START RECORDS FOR THIS TASK

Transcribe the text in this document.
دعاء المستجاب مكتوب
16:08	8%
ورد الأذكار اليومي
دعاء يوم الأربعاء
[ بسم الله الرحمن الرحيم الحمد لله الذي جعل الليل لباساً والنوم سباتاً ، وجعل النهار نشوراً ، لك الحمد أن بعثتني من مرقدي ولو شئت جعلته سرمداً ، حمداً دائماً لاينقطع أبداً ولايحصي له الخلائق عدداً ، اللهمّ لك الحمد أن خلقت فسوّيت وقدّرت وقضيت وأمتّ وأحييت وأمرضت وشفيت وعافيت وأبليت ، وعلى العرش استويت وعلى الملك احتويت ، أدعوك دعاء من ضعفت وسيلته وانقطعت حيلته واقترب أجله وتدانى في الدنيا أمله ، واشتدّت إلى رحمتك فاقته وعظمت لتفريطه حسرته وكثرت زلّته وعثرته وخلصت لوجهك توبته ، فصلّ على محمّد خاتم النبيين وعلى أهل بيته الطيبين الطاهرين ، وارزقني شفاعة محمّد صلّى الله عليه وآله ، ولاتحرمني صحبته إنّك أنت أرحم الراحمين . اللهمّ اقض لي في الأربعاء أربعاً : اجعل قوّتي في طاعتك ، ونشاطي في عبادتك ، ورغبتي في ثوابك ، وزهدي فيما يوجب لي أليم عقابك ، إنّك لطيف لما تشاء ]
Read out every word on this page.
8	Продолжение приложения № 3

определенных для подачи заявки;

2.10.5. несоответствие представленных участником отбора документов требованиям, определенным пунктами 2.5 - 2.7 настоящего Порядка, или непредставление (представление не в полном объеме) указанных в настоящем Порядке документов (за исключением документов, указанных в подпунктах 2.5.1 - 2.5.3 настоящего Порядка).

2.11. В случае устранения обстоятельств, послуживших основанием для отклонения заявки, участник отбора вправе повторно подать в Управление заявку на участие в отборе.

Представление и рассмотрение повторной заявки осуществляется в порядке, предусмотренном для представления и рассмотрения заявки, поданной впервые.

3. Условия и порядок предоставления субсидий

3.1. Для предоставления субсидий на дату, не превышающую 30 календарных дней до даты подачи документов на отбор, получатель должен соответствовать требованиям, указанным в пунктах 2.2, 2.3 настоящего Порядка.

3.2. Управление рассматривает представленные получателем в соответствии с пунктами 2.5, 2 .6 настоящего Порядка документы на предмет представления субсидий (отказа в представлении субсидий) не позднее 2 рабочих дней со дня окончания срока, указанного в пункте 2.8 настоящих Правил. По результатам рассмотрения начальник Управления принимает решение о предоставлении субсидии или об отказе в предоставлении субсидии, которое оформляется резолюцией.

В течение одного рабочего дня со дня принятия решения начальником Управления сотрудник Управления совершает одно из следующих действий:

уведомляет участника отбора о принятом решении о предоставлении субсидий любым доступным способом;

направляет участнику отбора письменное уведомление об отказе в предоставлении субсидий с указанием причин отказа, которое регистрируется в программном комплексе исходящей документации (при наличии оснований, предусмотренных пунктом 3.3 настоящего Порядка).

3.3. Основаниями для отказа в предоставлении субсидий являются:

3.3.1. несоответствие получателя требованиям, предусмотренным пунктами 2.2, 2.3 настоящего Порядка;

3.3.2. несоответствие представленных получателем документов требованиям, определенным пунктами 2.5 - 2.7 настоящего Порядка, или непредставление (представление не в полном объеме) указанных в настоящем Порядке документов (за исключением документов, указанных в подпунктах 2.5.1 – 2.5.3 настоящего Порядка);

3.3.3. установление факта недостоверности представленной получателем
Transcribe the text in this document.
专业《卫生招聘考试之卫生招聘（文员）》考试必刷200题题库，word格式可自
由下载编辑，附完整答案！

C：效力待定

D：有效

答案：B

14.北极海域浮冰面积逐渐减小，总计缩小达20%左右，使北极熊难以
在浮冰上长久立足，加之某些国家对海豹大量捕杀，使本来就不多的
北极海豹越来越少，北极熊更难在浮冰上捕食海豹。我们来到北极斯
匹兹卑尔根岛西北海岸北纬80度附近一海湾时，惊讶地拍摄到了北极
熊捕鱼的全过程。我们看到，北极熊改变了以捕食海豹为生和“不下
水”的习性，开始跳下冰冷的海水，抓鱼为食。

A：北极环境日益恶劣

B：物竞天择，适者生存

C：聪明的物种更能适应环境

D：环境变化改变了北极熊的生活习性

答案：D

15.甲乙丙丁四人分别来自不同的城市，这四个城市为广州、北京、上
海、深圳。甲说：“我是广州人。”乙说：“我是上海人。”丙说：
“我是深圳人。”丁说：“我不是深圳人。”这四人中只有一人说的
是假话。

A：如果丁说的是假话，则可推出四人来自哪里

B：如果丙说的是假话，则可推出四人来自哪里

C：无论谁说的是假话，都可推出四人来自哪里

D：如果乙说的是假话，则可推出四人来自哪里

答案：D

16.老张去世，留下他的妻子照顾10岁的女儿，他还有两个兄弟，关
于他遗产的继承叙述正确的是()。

END RECORDS FOR THIS TASK

WRITTEN PROBLEM: Copy all lines from the data that hold the word "документов".

RESULT:
2.10.5. несоответствие представленных участником отбора документов требованиям, определенным пунктами 2.5 - 2.7 настоящего Порядка, или непредставление (представление не в полном объеме) указанных в настоящем Порядке документов (за исключением документов, указанных в подпунктах 2.5.1 - 2.5.3 настоящего Порядка).
3.1. Для предоставления субсидий на дату, не превышающую 30 календарных дней до даты подачи документов на отбор, получатель должен соответствовать требованиям, указанным в пунктах 2.2, 2.3 настоящего Порядка.
3.3.2. несоответствие представленных получателем документов требованиям, определенным пунктами 2.5 - 2.7 настоящего Порядка, или непредставление (представление не в полном объеме) указанных в настоящем Порядке документов (за исключением документов, указанных в подпунктах 2.5.1 – 2.5.3 настоящего Порядка);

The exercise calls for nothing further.